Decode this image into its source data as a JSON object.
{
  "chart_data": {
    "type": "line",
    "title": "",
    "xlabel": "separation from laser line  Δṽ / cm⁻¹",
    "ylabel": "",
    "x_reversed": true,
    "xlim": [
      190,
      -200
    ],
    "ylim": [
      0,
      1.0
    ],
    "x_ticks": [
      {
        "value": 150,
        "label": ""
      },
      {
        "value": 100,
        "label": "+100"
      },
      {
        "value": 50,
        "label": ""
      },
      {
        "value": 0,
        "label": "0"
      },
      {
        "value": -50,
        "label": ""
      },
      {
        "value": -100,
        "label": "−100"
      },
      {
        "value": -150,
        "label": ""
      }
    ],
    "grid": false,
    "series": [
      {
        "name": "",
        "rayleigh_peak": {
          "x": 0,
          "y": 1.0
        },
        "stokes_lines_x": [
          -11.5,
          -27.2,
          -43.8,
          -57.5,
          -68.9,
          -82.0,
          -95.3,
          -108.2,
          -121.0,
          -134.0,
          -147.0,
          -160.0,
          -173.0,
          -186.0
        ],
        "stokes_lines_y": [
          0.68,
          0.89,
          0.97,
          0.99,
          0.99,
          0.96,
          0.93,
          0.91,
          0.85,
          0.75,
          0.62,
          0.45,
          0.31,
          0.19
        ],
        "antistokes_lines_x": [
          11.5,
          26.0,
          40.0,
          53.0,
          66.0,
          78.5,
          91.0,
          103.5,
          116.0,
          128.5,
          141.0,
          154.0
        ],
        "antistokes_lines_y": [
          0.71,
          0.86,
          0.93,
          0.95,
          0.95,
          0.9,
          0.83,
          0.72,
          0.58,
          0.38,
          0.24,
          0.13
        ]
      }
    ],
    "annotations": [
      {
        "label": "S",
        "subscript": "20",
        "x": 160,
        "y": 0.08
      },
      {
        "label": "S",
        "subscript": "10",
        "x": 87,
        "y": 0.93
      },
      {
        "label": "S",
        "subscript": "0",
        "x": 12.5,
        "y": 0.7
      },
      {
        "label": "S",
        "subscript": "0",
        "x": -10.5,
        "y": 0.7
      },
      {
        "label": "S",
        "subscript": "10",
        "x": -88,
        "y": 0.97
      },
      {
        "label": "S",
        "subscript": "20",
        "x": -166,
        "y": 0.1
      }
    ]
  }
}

---

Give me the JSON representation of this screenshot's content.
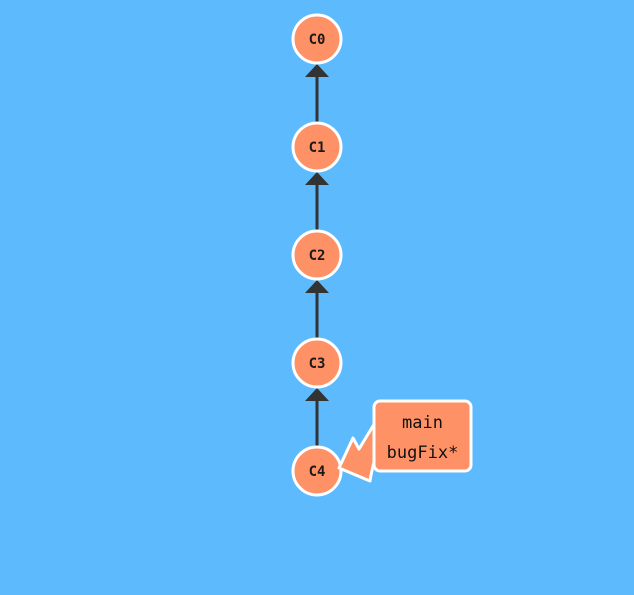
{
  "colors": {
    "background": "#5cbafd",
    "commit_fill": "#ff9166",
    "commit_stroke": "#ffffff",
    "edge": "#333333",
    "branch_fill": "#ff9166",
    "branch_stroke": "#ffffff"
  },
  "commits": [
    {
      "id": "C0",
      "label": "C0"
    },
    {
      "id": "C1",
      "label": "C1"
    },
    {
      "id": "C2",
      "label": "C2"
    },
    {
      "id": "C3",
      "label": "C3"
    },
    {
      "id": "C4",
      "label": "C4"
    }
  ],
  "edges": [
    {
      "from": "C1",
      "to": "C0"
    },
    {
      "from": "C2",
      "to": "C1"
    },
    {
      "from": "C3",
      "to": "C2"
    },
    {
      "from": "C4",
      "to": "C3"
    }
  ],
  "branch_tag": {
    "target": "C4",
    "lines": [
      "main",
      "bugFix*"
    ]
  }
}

...

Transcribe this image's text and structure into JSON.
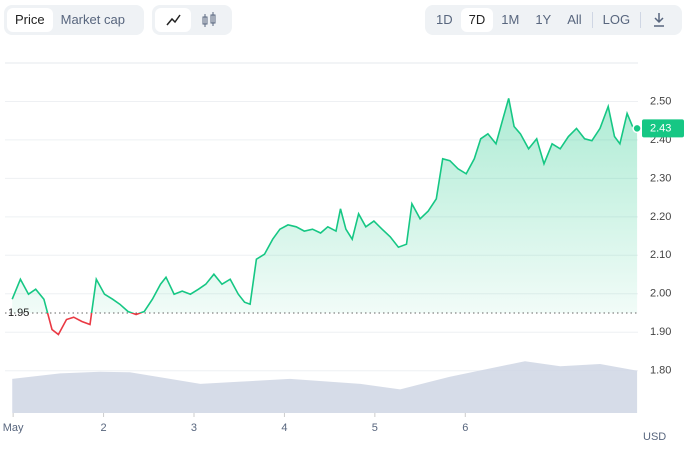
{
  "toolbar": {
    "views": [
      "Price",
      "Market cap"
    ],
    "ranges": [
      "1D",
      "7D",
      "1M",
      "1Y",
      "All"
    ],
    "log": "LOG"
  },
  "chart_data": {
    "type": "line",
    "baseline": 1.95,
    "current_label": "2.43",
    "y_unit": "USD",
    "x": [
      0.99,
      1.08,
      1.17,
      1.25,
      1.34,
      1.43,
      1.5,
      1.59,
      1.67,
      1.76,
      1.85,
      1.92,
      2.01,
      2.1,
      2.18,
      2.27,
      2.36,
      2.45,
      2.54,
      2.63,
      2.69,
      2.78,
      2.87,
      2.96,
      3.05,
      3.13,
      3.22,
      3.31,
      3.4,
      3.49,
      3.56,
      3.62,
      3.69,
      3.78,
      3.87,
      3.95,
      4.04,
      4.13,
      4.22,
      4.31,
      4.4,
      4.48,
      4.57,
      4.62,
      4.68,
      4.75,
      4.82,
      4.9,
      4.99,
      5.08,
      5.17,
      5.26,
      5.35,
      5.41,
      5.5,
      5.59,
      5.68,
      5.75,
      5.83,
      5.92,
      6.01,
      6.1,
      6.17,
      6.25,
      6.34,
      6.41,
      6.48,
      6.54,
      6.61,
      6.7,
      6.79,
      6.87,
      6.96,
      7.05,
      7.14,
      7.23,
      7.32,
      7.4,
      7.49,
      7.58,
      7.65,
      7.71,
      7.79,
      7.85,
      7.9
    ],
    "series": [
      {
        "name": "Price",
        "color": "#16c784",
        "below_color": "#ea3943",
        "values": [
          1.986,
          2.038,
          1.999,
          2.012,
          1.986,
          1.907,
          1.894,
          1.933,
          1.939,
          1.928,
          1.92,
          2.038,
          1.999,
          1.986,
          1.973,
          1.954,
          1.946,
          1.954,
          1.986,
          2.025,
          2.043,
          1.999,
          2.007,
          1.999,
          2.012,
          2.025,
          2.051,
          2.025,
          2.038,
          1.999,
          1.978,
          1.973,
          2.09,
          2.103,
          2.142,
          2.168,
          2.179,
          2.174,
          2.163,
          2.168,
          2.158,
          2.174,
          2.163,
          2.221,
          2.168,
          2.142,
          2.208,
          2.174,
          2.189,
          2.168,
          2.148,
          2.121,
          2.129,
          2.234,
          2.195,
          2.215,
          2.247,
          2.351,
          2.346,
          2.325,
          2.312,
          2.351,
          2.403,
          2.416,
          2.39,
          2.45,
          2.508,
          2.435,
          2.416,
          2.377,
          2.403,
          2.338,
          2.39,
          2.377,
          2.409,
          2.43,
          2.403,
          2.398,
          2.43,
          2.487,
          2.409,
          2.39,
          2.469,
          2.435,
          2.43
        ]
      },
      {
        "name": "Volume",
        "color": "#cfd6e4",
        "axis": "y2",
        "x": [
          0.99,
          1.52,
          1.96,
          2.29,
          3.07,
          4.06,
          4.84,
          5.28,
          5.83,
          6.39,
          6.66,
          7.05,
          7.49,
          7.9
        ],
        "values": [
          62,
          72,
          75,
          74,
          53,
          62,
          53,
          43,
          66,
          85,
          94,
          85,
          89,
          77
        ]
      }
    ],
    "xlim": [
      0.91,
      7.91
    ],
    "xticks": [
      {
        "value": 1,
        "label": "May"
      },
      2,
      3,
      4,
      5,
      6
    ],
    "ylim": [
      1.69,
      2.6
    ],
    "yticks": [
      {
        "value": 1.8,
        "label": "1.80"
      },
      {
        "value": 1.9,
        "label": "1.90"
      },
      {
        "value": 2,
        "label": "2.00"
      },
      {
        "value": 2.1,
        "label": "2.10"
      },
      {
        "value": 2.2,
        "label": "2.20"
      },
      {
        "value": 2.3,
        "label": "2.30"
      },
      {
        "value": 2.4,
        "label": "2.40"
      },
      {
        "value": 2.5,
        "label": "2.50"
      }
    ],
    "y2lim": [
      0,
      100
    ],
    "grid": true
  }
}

SET PROBLEM: Across the records, count the lines holding the string "image". Give the number and stop.

TASK OUTPUT: 2